[START]

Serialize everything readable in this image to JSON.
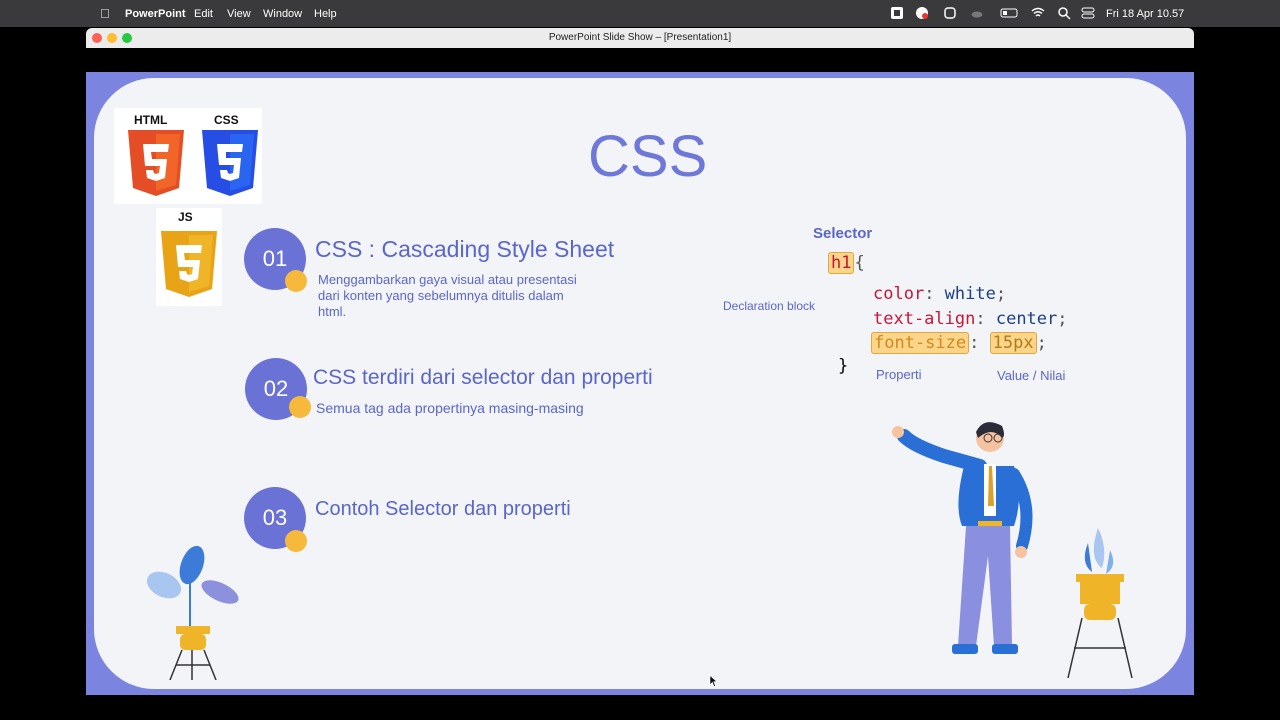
{
  "menubar": {
    "app_name": "PowerPoint",
    "items": [
      "Edit",
      "View",
      "Window",
      "Help"
    ],
    "clock": "Fri 18 Apr  10.57"
  },
  "window": {
    "title": "PowerPoint Slide Show – [Presentation1]"
  },
  "slide": {
    "title": "CSS",
    "logos": {
      "html": "HTML",
      "css": "CSS",
      "js": "JS"
    },
    "points": [
      {
        "number": "01",
        "title": "CSS : Cascading Style Sheet",
        "desc_lines": [
          "Menggambarkan gaya visual atau presentasi",
          "dari konten yang sebelumnya ditulis dalam",
          "html."
        ]
      },
      {
        "number": "02",
        "title": "CSS terdiri dari selector dan properti",
        "desc_lines": [
          "Semua tag ada propertinya masing-masing"
        ]
      },
      {
        "number": "03",
        "title": "Contoh Selector dan properti",
        "desc_lines": []
      }
    ],
    "code": {
      "selector": "h1",
      "open_brace": "{",
      "close_brace": "}",
      "declarations": [
        {
          "prop": "color",
          "value": "white"
        },
        {
          "prop": "text-align",
          "value": "center"
        },
        {
          "prop": "font-size",
          "value": "15px"
        }
      ]
    },
    "annotations": {
      "selector": "Selector",
      "declaration_block": "Declaration block",
      "property": "Properti",
      "value": "Value / Nilai"
    }
  },
  "colors": {
    "accent": "#6a72d6",
    "dot": "#f6b93b",
    "slide_border": "#7b85e0"
  }
}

[END]

_Task directions_. Each line of the material must be retyped exactly, except that images are omitted.

_Output below_.
Serialize everything readable in this image to JSON.
{
  "menubar": {
    "app_name": "PowerPoint",
    "items": [
      "Edit",
      "View",
      "Window",
      "Help"
    ],
    "clock": "Fri 18 Apr  10.57"
  },
  "window": {
    "title": "PowerPoint Slide Show – [Presentation1]"
  },
  "slide": {
    "title": "CSS",
    "logos": {
      "html": "HTML",
      "css": "CSS",
      "js": "JS"
    },
    "points": [
      {
        "number": "01",
        "title": "CSS : Cascading Style Sheet",
        "desc_lines": [
          "Menggambarkan gaya visual atau presentasi",
          "dari konten yang sebelumnya ditulis dalam",
          "html."
        ]
      },
      {
        "number": "02",
        "title": "CSS terdiri dari selector dan properti",
        "desc_lines": [
          "Semua tag ada propertinya masing-masing"
        ]
      },
      {
        "number": "03",
        "title": "Contoh Selector dan properti",
        "desc_lines": []
      }
    ],
    "code": {
      "selector": "h1",
      "open_brace": "{",
      "close_brace": "}",
      "declarations": [
        {
          "prop": "color",
          "value": "white"
        },
        {
          "prop": "text-align",
          "value": "center"
        },
        {
          "prop": "font-size",
          "value": "15px"
        }
      ]
    },
    "annotations": {
      "selector": "Selector",
      "declaration_block": "Declaration block",
      "property": "Properti",
      "value": "Value / Nilai"
    }
  },
  "colors": {
    "accent": "#6a72d6",
    "dot": "#f6b93b",
    "slide_border": "#7b85e0"
  }
}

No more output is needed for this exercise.